# TASK REQUIREMENTS
Give the entries again, word for word.

(A block of data)
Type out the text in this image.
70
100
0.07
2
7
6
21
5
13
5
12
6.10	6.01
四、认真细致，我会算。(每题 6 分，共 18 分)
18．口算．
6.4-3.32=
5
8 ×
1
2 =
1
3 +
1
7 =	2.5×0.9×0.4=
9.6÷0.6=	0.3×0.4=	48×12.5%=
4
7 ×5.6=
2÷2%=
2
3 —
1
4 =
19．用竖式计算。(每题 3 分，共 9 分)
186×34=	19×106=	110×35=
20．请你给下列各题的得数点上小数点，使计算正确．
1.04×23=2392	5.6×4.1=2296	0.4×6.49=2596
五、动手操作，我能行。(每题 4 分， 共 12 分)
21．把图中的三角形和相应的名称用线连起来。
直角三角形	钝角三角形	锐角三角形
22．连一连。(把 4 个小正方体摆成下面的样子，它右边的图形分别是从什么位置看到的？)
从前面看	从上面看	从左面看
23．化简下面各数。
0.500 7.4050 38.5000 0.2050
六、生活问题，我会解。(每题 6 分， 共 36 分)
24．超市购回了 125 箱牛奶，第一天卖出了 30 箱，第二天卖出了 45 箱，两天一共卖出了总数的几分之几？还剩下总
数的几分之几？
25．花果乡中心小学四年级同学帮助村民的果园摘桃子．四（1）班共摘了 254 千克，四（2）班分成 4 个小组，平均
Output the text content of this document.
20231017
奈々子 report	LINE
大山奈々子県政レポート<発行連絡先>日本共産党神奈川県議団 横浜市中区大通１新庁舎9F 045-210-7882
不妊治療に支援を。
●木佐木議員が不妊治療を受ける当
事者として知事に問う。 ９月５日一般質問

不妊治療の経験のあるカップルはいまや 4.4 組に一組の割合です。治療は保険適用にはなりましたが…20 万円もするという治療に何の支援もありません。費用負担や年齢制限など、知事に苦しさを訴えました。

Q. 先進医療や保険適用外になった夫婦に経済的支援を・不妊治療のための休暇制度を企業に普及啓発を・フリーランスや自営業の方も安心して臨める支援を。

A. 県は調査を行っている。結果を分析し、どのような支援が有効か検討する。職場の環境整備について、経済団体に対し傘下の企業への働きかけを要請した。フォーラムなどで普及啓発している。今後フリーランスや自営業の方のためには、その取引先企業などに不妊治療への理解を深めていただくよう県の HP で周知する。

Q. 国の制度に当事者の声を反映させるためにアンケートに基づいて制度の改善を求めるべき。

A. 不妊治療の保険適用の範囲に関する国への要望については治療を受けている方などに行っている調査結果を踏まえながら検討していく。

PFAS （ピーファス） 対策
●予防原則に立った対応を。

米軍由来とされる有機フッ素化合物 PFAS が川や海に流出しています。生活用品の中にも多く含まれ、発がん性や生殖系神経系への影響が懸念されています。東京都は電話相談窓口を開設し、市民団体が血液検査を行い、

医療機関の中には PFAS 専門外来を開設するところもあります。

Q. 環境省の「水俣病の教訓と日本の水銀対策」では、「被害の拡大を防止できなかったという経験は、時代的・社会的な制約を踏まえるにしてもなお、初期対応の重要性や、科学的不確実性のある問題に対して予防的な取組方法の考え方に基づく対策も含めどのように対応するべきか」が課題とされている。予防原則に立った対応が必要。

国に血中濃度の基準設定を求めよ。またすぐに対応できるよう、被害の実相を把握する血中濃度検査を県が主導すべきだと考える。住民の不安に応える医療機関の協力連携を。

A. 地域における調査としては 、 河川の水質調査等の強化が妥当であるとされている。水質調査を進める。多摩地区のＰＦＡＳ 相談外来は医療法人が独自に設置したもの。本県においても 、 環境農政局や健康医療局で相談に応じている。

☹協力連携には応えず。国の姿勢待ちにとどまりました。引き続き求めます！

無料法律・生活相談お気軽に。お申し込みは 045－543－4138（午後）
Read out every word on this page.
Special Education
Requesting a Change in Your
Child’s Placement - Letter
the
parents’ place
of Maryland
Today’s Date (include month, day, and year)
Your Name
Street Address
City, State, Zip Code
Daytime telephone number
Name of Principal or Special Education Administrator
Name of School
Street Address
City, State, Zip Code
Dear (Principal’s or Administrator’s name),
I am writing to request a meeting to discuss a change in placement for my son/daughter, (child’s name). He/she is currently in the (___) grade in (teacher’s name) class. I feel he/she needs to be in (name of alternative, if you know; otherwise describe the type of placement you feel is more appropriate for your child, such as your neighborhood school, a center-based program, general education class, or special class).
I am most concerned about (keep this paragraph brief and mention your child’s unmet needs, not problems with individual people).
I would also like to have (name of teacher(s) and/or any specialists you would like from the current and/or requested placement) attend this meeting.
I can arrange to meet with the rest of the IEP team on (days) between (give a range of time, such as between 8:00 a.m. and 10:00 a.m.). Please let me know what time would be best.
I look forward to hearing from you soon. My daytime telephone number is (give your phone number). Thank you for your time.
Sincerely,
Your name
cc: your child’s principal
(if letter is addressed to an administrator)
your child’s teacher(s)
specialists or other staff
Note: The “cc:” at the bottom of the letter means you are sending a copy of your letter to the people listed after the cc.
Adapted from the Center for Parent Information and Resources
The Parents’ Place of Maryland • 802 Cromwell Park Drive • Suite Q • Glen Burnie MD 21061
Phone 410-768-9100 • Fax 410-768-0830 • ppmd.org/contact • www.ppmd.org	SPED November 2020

# ANSWER TO THIS PROBLEM
Type out the text in this image.
70
100
0.07
2
7
6
21
5
13
5
12
6.10	6.01
四、认真细致，我会算。(每题 6 分，共 18 分)
18．口算．
6.4-3.32=
5
8 ×
1
2 =
1
3 +
1
7 =	2.5×0.9×0.4=
9.6÷0.6=	0.3×0.4=	48×12.5%=
4
7 ×5.6=
2÷2%=
2
3 —
1
4 =
19．用竖式计算。(每题 3 分，共 9 分)
186×34=	19×106=	110×35=
20．请你给下列各题的得数点上小数点，使计算正确．
1.04×23=2392	5.6×4.1=2296	0.4×6.49=2596
五、动手操作，我能行。(每题 4 分， 共 12 分)
21．把图中的三角形和相应的名称用线连起来。
直角三角形	钝角三角形	锐角三角形
22．连一连。(把 4 个小正方体摆成下面的样子，它右边的图形分别是从什么位置看到的？)
从前面看	从上面看	从左面看
23．化简下面各数。
0.500 7.4050 38.5000 0.2050
六、生活问题，我会解。(每题 6 分， 共 36 分)
24．超市购回了 125 箱牛奶，第一天卖出了 30 箱，第二天卖出了 45 箱，两天一共卖出了总数的几分之几？还剩下总
数的几分之几？
25．花果乡中心小学四年级同学帮助村民的果园摘桃子．四（1）班共摘了 254 千克，四（2）班分成 4 个小组，平均
Output the text content of this document.
20231017
奈々子 report	LINE
大山奈々子県政レポート<発行連絡先>日本共産党神奈川県議団 横浜市中区大通１新庁舎9F 045-210-7882
不妊治療に支援を。
●木佐木議員が不妊治療を受ける当
事者として知事に問う。 ９月５日一般質問

不妊治療の経験のあるカップルはいまや 4.4 組に一組の割合です。治療は保険適用にはなりましたが…20 万円もするという治療に何の支援もありません。費用負担や年齢制限など、知事に苦しさを訴えました。

Q. 先進医療や保険適用外になった夫婦に経済的支援を・不妊治療のための休暇制度を企業に普及啓発を・フリーランスや自営業の方も安心して臨める支援を。

A. 県は調査を行っている。結果を分析し、どのような支援が有効か検討する。職場の環境整備について、経済団体に対し傘下の企業への働きかけを要請した。フォーラムなどで普及啓発している。今後フリーランスや自営業の方のためには、その取引先企業などに不妊治療への理解を深めていただくよう県の HP で周知する。

Q. 国の制度に当事者の声を反映させるためにアンケートに基づいて制度の改善を求めるべき。

A. 不妊治療の保険適用の範囲に関する国への要望については治療を受けている方などに行っている調査結果を踏まえながら検討していく。

PFAS （ピーファス） 対策
●予防原則に立った対応を。

米軍由来とされる有機フッ素化合物 PFAS が川や海に流出しています。生活用品の中にも多く含まれ、発がん性や生殖系神経系への影響が懸念されています。東京都は電話相談窓口を開設し、市民団体が血液検査を行い、

医療機関の中には PFAS 専門外来を開設するところもあります。

Q. 環境省の「水俣病の教訓と日本の水銀対策」では、「被害の拡大を防止できなかったという経験は、時代的・社会的な制約を踏まえるにしてもなお、初期対応の重要性や、科学的不確実性のある問題に対して予防的な取組方法の考え方に基づく対策も含めどのように対応するべきか」が課題とされている。予防原則に立った対応が必要。

国に血中濃度の基準設定を求めよ。またすぐに対応できるよう、被害の実相を把握する血中濃度検査を県が主導すべきだと考える。住民の不安に応える医療機関の協力連携を。

A. 地域における調査としては 、 河川の水質調査等の強化が妥当であるとされている。水質調査を進める。多摩地区のＰＦＡＳ 相談外来は医療法人が独自に設置したもの。本県においても 、 環境農政局や健康医療局で相談に応じている。

☹協力連携には応えず。国の姿勢待ちにとどまりました。引き続き求めます！

無料法律・生活相談お気軽に。お申し込みは 045－543－4138（午後）
Read out every word on this page.
Special Education
Requesting a Change in Your
Child’s Placement - Letter
the
parents’ place
of Maryland
Today’s Date (include month, day, and year)
Your Name
Street Address
City, State, Zip Code
Daytime telephone number
Name of Principal or Special Education Administrator
Name of School
Street Address
City, State, Zip Code
Dear (Principal’s or Administrator’s name),
I am writing to request a meeting to discuss a change in placement for my son/daughter, (child’s name). He/she is currently in the (___) grade in (teacher’s name) class. I feel he/she needs to be in (name of alternative, if you know; otherwise describe the type of placement you feel is more appropriate for your child, such as your neighborhood school, a center-based program, general education class, or special class).
I am most concerned about (keep this paragraph brief and mention your child’s unmet needs, not problems with individual people).
I would also like to have (name of teacher(s) and/or any specialists you would like from the current and/or requested placement) attend this meeting.
I can arrange to meet with the rest of the IEP team on (days) between (give a range of time, such as between 8:00 a.m. and 10:00 a.m.). Please let me know what time would be best.
I look forward to hearing from you soon. My daytime telephone number is (give your phone number). Thank you for your time.
Sincerely,
Your name
cc: your child’s principal
(if letter is addressed to an administrator)
your child’s teacher(s)
specialists or other staff
Note: The “cc:” at the bottom of the letter means you are sending a copy of your letter to the people listed after the cc.
Adapted from the Center for Parent Information and Resources
The Parents’ Place of Maryland • 802 Cromwell Park Drive • Suite Q • Glen Burnie MD 21061
Phone 410-768-9100 • Fax 410-768-0830 • ppmd.org/contact • www.ppmd.org	SPED November 2020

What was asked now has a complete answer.